→ **Given data**:
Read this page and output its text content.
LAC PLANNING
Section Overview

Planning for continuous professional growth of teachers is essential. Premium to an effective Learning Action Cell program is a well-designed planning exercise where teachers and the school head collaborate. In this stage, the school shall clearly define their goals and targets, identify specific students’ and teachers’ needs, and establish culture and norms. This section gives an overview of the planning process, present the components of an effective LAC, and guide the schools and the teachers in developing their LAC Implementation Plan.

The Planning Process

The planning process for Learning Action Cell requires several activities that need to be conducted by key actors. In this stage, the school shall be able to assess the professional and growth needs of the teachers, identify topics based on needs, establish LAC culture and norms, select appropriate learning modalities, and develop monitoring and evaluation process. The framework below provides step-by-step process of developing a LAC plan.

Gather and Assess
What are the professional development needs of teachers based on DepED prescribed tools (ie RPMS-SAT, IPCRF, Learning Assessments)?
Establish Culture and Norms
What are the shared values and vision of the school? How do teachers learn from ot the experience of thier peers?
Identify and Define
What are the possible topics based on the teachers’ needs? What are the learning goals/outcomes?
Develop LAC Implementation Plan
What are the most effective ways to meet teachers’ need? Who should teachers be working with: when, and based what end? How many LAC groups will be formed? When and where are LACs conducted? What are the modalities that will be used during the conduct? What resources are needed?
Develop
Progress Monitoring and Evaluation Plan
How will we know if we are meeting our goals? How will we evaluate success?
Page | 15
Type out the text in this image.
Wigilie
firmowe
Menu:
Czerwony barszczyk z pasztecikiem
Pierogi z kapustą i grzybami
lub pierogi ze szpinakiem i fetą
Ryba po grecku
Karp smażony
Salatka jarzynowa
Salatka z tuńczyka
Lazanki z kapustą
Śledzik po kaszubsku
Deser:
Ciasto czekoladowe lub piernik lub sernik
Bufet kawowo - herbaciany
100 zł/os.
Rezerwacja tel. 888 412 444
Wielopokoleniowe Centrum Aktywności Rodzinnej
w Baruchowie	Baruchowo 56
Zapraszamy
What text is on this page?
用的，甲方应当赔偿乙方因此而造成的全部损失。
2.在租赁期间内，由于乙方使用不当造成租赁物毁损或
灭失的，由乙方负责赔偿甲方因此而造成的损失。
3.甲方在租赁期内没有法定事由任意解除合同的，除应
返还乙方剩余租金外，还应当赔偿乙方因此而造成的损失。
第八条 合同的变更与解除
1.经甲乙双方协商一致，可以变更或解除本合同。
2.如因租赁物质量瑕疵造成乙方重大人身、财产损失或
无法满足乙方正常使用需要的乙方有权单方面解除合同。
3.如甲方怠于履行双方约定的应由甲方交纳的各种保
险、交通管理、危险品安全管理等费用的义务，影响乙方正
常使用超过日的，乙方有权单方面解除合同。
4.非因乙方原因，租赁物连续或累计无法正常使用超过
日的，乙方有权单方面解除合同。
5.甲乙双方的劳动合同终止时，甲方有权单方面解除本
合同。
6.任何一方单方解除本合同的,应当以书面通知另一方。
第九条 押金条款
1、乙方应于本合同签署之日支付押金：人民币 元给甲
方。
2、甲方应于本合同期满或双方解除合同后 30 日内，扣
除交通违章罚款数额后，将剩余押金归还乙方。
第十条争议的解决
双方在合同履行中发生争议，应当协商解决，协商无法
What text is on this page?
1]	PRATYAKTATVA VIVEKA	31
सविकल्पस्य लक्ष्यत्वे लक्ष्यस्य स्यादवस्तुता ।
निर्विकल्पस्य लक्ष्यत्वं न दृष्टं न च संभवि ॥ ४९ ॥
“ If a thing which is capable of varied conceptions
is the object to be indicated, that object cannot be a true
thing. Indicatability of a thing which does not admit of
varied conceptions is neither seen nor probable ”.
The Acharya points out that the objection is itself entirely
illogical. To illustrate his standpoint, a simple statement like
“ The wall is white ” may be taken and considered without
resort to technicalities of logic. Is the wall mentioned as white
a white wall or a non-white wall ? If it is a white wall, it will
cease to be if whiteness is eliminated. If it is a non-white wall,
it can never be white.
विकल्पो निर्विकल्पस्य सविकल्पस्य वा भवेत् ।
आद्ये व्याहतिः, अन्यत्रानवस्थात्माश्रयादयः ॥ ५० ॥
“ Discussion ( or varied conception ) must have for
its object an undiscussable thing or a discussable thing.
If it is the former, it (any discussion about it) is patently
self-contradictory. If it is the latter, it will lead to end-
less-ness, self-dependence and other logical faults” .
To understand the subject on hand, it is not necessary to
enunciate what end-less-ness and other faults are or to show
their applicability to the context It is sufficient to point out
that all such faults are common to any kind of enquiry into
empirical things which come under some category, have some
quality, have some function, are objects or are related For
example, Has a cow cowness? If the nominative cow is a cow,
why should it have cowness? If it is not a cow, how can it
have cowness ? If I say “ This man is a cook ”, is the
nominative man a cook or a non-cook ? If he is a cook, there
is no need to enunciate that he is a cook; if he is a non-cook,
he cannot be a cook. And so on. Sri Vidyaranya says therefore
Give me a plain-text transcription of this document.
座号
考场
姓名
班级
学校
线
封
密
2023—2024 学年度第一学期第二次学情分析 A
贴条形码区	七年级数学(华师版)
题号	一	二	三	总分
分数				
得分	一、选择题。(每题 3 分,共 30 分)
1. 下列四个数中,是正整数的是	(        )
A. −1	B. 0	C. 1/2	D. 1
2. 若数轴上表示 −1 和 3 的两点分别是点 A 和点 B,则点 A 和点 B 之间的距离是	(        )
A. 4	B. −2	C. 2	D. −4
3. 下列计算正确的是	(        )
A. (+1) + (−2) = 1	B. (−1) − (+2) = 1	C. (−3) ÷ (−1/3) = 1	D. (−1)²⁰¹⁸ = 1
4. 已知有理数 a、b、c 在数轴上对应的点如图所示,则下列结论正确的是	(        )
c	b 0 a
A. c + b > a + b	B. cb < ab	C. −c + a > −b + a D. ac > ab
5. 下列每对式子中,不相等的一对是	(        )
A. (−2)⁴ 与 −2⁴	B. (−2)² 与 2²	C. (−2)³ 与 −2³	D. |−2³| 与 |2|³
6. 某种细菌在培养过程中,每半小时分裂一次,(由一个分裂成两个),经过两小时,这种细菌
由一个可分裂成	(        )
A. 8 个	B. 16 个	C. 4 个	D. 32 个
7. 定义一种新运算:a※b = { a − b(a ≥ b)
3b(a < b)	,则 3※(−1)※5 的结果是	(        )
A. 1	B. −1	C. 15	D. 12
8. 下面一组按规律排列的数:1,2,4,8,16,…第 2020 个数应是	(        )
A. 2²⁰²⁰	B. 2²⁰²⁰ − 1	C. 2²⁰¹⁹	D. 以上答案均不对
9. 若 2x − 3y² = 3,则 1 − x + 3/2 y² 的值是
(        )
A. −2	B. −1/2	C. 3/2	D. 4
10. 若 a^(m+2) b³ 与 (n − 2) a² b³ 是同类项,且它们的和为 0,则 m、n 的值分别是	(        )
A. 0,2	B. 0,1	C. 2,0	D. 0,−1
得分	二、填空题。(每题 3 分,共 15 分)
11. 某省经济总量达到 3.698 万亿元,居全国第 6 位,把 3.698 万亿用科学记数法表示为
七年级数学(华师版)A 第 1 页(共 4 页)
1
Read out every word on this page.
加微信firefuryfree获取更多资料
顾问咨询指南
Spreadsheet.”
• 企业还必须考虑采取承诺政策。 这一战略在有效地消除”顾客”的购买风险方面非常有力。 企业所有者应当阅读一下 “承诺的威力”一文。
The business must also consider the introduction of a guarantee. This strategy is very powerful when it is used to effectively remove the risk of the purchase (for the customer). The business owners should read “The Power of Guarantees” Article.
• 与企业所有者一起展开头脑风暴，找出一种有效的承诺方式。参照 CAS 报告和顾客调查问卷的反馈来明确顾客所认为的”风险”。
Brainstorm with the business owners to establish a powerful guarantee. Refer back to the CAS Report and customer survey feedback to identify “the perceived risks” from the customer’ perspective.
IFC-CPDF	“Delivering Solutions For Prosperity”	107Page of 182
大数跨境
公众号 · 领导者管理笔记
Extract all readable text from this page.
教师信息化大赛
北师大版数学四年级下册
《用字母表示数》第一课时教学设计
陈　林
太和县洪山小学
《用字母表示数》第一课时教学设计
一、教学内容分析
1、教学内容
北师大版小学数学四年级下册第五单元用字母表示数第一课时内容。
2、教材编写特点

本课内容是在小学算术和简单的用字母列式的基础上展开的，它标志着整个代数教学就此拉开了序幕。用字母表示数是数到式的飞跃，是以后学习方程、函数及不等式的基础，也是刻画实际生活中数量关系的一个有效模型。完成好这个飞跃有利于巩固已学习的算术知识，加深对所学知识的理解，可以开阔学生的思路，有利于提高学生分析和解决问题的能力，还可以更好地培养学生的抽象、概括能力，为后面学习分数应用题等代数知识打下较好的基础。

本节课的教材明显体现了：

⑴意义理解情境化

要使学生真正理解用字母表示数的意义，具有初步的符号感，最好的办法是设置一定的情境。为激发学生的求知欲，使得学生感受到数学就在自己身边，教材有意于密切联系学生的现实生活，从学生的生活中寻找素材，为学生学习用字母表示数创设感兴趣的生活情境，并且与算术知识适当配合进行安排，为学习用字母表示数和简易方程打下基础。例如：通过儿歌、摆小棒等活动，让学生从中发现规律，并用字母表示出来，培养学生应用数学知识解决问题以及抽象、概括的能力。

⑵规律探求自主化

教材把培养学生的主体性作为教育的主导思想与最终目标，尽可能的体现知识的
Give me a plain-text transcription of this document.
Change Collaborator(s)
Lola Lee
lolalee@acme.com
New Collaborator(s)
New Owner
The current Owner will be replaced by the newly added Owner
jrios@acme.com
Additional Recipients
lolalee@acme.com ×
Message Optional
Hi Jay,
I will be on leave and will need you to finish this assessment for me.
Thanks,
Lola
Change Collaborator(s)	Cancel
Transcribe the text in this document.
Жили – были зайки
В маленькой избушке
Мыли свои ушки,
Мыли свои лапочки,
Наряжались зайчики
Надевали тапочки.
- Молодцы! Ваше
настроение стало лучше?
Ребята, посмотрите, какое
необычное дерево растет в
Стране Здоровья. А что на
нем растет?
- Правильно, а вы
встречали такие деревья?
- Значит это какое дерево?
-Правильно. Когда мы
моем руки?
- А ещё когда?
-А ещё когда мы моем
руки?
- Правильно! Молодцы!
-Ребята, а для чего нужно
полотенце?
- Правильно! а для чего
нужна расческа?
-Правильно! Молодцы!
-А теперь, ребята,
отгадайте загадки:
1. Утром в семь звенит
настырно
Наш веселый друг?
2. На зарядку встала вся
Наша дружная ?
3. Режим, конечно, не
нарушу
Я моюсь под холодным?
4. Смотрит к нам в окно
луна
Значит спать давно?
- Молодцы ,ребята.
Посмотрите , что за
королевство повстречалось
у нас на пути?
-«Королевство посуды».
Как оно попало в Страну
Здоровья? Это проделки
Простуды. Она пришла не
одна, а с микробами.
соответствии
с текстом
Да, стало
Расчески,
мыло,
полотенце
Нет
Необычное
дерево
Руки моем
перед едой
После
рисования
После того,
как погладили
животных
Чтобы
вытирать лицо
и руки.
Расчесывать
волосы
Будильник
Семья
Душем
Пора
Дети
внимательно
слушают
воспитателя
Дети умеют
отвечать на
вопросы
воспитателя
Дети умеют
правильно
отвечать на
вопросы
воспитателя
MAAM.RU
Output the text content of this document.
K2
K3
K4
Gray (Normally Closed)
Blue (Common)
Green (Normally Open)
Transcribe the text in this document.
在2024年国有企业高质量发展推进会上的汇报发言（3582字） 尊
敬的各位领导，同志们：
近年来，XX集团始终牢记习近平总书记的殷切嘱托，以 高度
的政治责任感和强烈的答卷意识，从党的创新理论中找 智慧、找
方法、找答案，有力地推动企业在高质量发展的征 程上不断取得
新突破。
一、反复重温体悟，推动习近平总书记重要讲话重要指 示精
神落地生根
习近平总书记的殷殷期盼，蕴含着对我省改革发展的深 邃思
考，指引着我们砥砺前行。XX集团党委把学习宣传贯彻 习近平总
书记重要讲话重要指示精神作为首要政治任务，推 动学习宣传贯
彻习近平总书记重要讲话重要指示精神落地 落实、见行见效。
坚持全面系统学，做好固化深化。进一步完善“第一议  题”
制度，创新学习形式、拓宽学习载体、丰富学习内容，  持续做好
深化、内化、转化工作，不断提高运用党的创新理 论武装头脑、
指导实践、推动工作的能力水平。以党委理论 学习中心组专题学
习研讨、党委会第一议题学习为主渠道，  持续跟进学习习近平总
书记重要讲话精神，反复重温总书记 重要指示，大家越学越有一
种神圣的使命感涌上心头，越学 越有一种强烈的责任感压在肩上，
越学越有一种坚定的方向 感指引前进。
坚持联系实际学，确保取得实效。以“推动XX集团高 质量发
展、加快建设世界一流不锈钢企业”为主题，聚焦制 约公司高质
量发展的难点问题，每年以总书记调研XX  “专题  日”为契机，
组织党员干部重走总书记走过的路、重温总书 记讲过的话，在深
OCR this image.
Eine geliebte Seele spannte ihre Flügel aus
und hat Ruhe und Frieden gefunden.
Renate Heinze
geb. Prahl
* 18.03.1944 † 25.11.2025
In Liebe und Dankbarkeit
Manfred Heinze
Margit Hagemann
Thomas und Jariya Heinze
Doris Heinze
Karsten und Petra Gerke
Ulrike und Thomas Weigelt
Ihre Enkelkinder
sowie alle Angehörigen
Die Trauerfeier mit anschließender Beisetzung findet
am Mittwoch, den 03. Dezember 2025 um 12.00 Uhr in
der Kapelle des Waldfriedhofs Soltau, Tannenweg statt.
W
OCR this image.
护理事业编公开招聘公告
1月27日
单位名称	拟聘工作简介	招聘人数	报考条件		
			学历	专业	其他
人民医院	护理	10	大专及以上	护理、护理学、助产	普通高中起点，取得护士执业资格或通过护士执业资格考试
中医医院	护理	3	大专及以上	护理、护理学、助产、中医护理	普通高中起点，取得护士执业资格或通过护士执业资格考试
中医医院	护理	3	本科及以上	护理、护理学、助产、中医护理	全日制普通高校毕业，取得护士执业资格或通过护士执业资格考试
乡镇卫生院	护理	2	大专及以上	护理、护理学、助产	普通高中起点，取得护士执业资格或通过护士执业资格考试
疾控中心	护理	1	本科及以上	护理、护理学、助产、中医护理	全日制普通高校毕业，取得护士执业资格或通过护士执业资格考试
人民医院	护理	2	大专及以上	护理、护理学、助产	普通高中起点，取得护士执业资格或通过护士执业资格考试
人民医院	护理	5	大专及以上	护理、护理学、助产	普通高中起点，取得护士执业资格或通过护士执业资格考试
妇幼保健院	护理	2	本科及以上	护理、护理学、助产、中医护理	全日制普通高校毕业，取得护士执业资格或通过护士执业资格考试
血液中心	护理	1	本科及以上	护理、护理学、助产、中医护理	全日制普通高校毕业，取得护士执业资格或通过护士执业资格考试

→ **Short exercise**: Where a line of the entries contains the word "which", copy that line.

→ **Answer to the problem**:
“ If a thing which is capable of varied conceptions
thing. Indicatability of a thing which does not admit of
empirical things which come under some category, have some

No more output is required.